§ Challenge:
Filter the records below and copy every line containing the word "java".

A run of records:
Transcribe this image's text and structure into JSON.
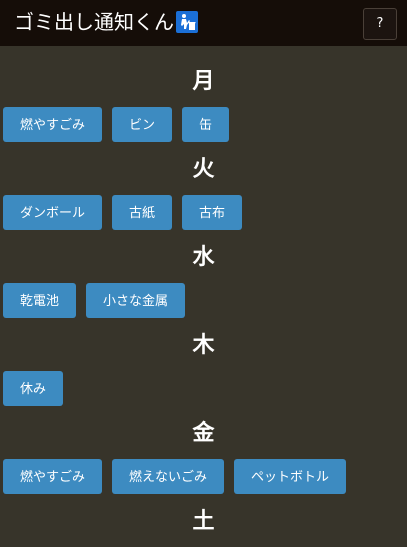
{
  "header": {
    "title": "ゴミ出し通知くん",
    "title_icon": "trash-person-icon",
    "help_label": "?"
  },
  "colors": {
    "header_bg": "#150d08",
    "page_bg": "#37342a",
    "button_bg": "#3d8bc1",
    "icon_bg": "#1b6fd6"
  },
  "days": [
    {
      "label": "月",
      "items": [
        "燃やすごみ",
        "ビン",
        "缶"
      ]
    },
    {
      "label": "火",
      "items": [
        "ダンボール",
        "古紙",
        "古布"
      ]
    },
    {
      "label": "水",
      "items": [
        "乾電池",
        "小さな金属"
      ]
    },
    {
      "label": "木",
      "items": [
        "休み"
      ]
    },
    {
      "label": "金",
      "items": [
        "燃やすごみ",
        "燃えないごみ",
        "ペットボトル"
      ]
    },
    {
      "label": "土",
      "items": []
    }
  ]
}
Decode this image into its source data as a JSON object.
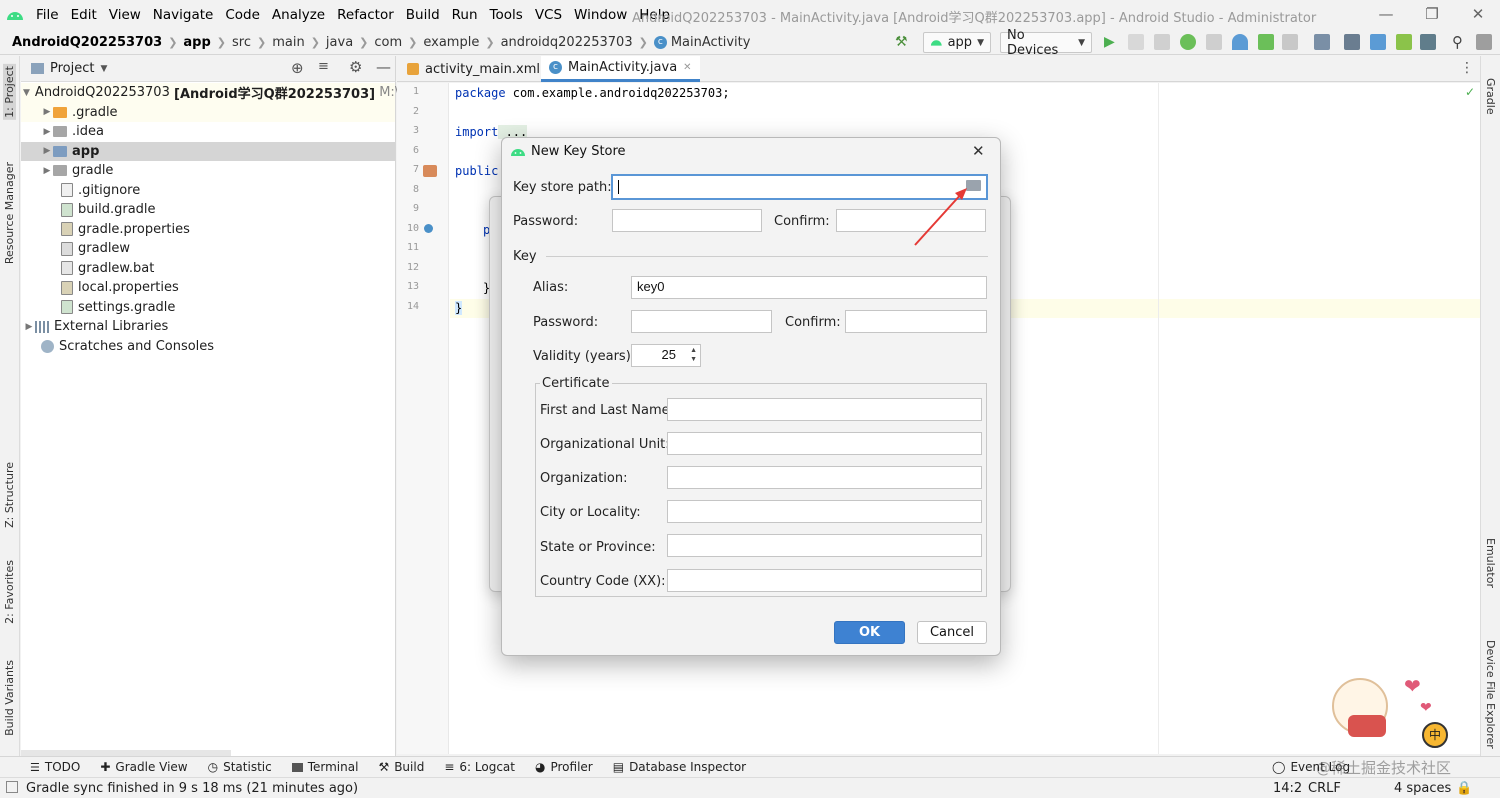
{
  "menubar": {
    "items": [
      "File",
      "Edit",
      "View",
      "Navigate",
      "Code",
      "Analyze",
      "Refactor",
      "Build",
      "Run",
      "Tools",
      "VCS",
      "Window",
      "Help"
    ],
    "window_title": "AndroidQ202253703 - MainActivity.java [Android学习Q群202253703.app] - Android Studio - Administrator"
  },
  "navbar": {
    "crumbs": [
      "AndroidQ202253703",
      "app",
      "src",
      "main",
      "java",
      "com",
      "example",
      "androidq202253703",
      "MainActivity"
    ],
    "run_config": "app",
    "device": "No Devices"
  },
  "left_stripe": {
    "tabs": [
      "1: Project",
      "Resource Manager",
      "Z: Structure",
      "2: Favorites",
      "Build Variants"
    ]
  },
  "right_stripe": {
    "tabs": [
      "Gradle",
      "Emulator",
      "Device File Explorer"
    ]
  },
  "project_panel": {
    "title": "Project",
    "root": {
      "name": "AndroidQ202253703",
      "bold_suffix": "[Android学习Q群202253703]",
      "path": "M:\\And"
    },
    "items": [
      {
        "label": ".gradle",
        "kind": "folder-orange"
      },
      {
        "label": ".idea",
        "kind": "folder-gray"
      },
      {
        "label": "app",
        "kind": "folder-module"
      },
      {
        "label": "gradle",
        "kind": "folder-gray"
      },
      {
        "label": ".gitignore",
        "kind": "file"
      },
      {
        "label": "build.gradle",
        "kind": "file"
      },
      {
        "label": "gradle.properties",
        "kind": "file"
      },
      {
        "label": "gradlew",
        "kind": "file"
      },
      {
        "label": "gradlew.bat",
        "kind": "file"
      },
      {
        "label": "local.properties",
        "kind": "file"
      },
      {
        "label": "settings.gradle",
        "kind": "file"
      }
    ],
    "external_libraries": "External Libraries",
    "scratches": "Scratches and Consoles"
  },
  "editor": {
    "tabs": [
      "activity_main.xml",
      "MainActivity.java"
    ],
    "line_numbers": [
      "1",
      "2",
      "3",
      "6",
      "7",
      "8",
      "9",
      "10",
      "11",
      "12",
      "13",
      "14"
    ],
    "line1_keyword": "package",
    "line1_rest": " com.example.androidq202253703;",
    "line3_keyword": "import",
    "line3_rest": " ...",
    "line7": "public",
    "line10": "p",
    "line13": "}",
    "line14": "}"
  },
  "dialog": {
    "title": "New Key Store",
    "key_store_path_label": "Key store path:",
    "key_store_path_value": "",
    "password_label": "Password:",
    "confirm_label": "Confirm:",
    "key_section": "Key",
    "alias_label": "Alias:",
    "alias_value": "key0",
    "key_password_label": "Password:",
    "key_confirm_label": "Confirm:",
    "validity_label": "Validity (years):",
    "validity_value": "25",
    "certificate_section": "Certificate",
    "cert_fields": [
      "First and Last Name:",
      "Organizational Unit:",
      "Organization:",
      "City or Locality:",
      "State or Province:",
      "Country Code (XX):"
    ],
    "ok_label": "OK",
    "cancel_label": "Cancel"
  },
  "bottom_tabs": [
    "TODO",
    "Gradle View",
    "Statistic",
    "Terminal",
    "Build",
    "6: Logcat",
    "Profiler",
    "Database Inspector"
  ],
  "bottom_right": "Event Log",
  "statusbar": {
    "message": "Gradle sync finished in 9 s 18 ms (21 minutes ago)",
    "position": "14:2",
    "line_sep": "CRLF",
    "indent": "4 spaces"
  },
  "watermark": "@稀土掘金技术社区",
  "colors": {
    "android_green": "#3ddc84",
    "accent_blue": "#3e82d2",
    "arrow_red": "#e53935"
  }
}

§ Solution to this problem:
    "window_title": "AndroidQ202253703 - MainActivity.java [Android学习Q群202253703.app] - Android Studio - Administrator"
      "java",
      "MainActivity.java"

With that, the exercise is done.